## BEGIN Dataset excerpts

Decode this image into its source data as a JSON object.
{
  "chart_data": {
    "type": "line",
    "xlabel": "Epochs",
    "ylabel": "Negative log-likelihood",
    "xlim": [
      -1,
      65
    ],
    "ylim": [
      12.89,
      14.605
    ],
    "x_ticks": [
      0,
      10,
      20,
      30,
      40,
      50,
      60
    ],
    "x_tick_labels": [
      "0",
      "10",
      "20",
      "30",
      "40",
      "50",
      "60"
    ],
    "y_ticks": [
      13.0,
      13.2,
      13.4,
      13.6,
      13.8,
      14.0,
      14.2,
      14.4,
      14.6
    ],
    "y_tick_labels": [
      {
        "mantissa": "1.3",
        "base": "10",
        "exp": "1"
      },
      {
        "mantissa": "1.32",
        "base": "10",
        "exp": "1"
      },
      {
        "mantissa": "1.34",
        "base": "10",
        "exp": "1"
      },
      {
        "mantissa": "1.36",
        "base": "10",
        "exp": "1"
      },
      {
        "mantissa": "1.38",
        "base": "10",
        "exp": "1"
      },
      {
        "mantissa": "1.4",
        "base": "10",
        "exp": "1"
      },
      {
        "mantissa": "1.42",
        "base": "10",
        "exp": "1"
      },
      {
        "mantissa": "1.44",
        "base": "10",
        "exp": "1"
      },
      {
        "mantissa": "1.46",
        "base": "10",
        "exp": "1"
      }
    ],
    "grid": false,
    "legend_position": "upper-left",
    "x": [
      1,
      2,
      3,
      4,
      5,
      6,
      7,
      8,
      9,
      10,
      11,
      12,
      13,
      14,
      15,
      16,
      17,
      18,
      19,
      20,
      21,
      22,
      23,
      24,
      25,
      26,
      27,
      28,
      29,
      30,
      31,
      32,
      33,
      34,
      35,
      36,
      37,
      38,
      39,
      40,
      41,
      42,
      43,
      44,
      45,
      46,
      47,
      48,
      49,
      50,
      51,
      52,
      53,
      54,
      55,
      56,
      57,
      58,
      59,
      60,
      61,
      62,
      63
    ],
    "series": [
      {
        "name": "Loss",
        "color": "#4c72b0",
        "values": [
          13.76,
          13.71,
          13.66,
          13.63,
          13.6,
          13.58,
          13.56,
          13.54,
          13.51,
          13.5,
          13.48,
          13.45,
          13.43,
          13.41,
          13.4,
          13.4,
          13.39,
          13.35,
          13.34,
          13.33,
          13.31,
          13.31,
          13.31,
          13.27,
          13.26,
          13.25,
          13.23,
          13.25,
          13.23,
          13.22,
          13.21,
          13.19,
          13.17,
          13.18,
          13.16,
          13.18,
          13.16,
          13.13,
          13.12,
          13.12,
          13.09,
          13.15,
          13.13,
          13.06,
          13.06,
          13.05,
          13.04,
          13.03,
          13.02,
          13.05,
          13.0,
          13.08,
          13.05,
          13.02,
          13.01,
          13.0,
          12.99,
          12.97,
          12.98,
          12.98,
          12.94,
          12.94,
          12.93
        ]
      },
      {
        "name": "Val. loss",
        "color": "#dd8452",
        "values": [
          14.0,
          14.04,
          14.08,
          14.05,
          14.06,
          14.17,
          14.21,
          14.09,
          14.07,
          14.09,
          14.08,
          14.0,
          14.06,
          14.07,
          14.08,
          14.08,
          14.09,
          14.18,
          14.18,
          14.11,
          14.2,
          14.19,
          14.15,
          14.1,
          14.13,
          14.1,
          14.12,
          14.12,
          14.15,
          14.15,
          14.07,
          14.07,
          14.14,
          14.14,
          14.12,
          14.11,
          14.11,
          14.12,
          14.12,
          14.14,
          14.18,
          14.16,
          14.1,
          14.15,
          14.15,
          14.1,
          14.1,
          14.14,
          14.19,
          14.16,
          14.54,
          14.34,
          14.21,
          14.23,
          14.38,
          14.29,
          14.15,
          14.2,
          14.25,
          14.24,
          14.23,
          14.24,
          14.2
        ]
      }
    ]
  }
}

## END Dataset excerpts

* [Given exercise]:
Transcribe every record above exactly as it appears.

* [Written response]:
Decode this image into its source data as a JSON object.
{
  "chart_data": {
    "type": "line",
    "xlabel": "Epochs",
    "ylabel": "Negative log-likelihood",
    "xlim": [
      -1,
      65
    ],
    "ylim": [
      12.89,
      14.605
    ],
    "x_ticks": [
      0,
      10,
      20,
      30,
      40,
      50,
      60
    ],
    "x_tick_labels": [
      "0",
      "10",
      "20",
      "30",
      "40",
      "50",
      "60"
    ],
    "y_ticks": [
      13.0,
      13.2,
      13.4,
      13.6,
      13.8,
      14.0,
      14.2,
      14.4,
      14.6
    ],
    "y_tick_labels": [
      {
        "mantissa": "1.3",
        "base": "10",
        "exp": "1"
      },
      {
        "mantissa": "1.32",
        "base": "10",
        "exp": "1"
      },
      {
        "mantissa": "1.34",
        "base": "10",
        "exp": "1"
      },
      {
        "mantissa": "1.36",
        "base": "10",
        "exp": "1"
      },
      {
        "mantissa": "1.38",
        "base": "10",
        "exp": "1"
      },
      {
        "mantissa": "1.4",
        "base": "10",
        "exp": "1"
      },
      {
        "mantissa": "1.42",
        "base": "10",
        "exp": "1"
      },
      {
        "mantissa": "1.44",
        "base": "10",
        "exp": "1"
      },
      {
        "mantissa": "1.46",
        "base": "10",
        "exp": "1"
      }
    ],
    "grid": false,
    "legend_position": "upper-left",
    "x": [
      1,
      2,
      3,
      4,
      5,
      6,
      7,
      8,
      9,
      10,
      11,
      12,
      13,
      14,
      15,
      16,
      17,
      18,
      19,
      20,
      21,
      22,
      23,
      24,
      25,
      26,
      27,
      28,
      29,
      30,
      31,
      32,
      33,
      34,
      35,
      36,
      37,
      38,
      39,
      40,
      41,
      42,
      43,
      44,
      45,
      46,
      47,
      48,
      49,
      50,
      51,
      52,
      53,
      54,
      55,
      56,
      57,
      58,
      59,
      60,
      61,
      62,
      63
    ],
    "series": [
      {
        "name": "Loss",
        "color": "#4c72b0",
        "values": [
          13.76,
          13.71,
          13.66,
          13.63,
          13.6,
          13.58,
          13.56,
          13.54,
          13.51,
          13.5,
          13.48,
          13.45,
          13.43,
          13.41,
          13.4,
          13.4,
          13.39,
          13.35,
          13.34,
          13.33,
          13.31,
          13.31,
          13.31,
          13.27,
          13.26,
          13.25,
          13.23,
          13.25,
          13.23,
          13.22,
          13.21,
          13.19,
          13.17,
          13.18,
          13.16,
          13.18,
          13.16,
          13.13,
          13.12,
          13.12,
          13.09,
          13.15,
          13.13,
          13.06,
          13.06,
          13.05,
          13.04,
          13.03,
          13.02,
          13.05,
          13.0,
          13.08,
          13.05,
          13.02,
          13.01,
          13.0,
          12.99,
          12.97,
          12.98,
          12.98,
          12.94,
          12.94,
          12.93
        ]
      },
      {
        "name": "Val. loss",
        "color": "#dd8452",
        "values": [
          14.0,
          14.04,
          14.08,
          14.05,
          14.06,
          14.17,
          14.21,
          14.09,
          14.07,
          14.09,
          14.08,
          14.0,
          14.06,
          14.07,
          14.08,
          14.08,
          14.09,
          14.18,
          14.18,
          14.11,
          14.2,
          14.19,
          14.15,
          14.1,
          14.13,
          14.1,
          14.12,
          14.12,
          14.15,
          14.15,
          14.07,
          14.07,
          14.14,
          14.14,
          14.12,
          14.11,
          14.11,
          14.12,
          14.12,
          14.14,
          14.18,
          14.16,
          14.1,
          14.15,
          14.15,
          14.1,
          14.1,
          14.14,
          14.19,
          14.16,
          14.54,
          14.34,
          14.21,
          14.23,
          14.38,
          14.29,
          14.15,
          14.2,
          14.25,
          14.24,
          14.23,
          14.24,
          14.2
        ]
      }
    ]
  }
}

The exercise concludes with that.